* **EXERCISE INPUT**:
=-=-=

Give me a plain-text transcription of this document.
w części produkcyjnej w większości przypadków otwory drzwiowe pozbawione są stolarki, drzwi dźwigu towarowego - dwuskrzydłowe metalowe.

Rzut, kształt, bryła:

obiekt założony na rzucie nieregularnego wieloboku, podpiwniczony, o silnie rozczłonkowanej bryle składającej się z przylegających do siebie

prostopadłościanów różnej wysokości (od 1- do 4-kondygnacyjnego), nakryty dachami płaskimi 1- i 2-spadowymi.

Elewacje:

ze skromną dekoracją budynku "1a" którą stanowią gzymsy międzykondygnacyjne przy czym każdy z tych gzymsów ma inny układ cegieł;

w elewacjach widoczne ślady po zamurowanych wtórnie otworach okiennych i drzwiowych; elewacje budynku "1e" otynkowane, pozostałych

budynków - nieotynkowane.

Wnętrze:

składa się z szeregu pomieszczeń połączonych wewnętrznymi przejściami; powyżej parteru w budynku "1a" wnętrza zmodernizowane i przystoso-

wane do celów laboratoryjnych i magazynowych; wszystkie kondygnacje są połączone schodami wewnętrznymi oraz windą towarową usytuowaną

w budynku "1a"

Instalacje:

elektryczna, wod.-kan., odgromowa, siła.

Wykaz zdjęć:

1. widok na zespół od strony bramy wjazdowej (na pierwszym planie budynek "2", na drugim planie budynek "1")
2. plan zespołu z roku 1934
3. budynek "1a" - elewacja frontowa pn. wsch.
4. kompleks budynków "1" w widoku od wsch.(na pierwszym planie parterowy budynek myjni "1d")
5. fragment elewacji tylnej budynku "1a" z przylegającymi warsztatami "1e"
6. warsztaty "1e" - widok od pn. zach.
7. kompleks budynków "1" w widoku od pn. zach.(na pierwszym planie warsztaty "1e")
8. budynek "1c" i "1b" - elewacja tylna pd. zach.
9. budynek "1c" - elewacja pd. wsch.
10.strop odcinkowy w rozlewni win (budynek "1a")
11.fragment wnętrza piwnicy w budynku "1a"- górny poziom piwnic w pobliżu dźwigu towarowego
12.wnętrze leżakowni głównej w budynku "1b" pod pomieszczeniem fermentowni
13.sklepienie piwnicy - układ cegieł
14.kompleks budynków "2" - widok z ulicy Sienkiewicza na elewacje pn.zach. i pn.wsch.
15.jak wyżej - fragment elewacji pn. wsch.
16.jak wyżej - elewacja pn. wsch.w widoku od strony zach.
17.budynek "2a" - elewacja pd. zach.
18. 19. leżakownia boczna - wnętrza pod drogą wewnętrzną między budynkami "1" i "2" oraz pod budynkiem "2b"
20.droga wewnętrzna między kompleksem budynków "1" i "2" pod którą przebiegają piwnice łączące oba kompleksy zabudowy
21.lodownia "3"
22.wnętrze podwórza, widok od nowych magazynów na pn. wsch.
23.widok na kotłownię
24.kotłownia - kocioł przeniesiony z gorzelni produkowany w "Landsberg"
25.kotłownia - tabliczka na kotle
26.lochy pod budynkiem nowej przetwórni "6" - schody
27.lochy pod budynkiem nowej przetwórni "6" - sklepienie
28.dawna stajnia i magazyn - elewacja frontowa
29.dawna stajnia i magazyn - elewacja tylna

=-=-=

* **THE EXERCISE**: Every line above needs to be retyped exactly.

* **EXERCISE OUTPUT**:
Give me a plain-text transcription of this document.
w części produkcyjnej w większości przypadków otwory drzwiowe pozbawione są stolarki, drzwi dźwigu towarowego - dwuskrzydłowe metalowe.

Rzut, kształt, bryła:

obiekt założony na rzucie nieregularnego wieloboku, podpiwniczony, o silnie rozczłonkowanej bryle składającej się z przylegających do siebie

prostopadłościanów różnej wysokości (od 1- do 4-kondygnacyjnego), nakryty dachami płaskimi 1- i 2-spadowymi.

Elewacje:

ze skromną dekoracją budynku "1a" którą stanowią gzymsy międzykondygnacyjne przy czym każdy z tych gzymsów ma inny układ cegieł;

w elewacjach widoczne ślady po zamurowanych wtórnie otworach okiennych i drzwiowych; elewacje budynku "1e" otynkowane, pozostałych

budynków - nieotynkowane.

Wnętrze:

składa się z szeregu pomieszczeń połączonych wewnętrznymi przejściami; powyżej parteru w budynku "1a" wnętrza zmodernizowane i przystoso-

wane do celów laboratoryjnych i magazynowych; wszystkie kondygnacje są połączone schodami wewnętrznymi oraz windą towarową usytuowaną

w budynku "1a"

Instalacje:

elektryczna, wod.-kan., odgromowa, siła.

Wykaz zdjęć:

1. widok na zespół od strony bramy wjazdowej (na pierwszym planie budynek "2", na drugim planie budynek "1")
2. plan zespołu z roku 1934
3. budynek "1a" - elewacja frontowa pn. wsch.
4. kompleks budynków "1" w widoku od wsch.(na pierwszym planie parterowy budynek myjni "1d")
5. fragment elewacji tylnej budynku "1a" z przylegającymi warsztatami "1e"
6. warsztaty "1e" - widok od pn. zach.
7. kompleks budynków "1" w widoku od pn. zach.(na pierwszym planie warsztaty "1e")
8. budynek "1c" i "1b" - elewacja tylna pd. zach.
9. budynek "1c" - elewacja pd. wsch.
10.strop odcinkowy w rozlewni win (budynek "1a")
11.fragment wnętrza piwnicy w budynku "1a"- górny poziom piwnic w pobliżu dźwigu towarowego
12.wnętrze leżakowni głównej w budynku "1b" pod pomieszczeniem fermentowni
13.sklepienie piwnicy - układ cegieł
14.kompleks budynków "2" - widok z ulicy Sienkiewicza na elewacje pn.zach. i pn.wsch.
15.jak wyżej - fragment elewacji pn. wsch.
16.jak wyżej - elewacja pn. wsch.w widoku od strony zach.
17.budynek "2a" - elewacja pd. zach.
18. 19. leżakownia boczna - wnętrza pod drogą wewnętrzną między budynkami "1" i "2" oraz pod budynkiem "2b"
20.droga wewnętrzna między kompleksem budynków "1" i "2" pod którą przebiegają piwnice łączące oba kompleksy zabudowy
21.lodownia "3"
22.wnętrze podwórza, widok od nowych magazynów na pn. wsch.
23.widok na kotłownię
24.kotłownia - kocioł przeniesiony z gorzelni produkowany w "Landsberg"
25.kotłownia - tabliczka na kotle
26.lochy pod budynkiem nowej przetwórni "6" - schody
27.lochy pod budynkiem nowej przetwórni "6" - sklepienie
28.dawna stajnia i magazyn - elewacja frontowa
29.dawna stajnia i magazyn - elewacja tylna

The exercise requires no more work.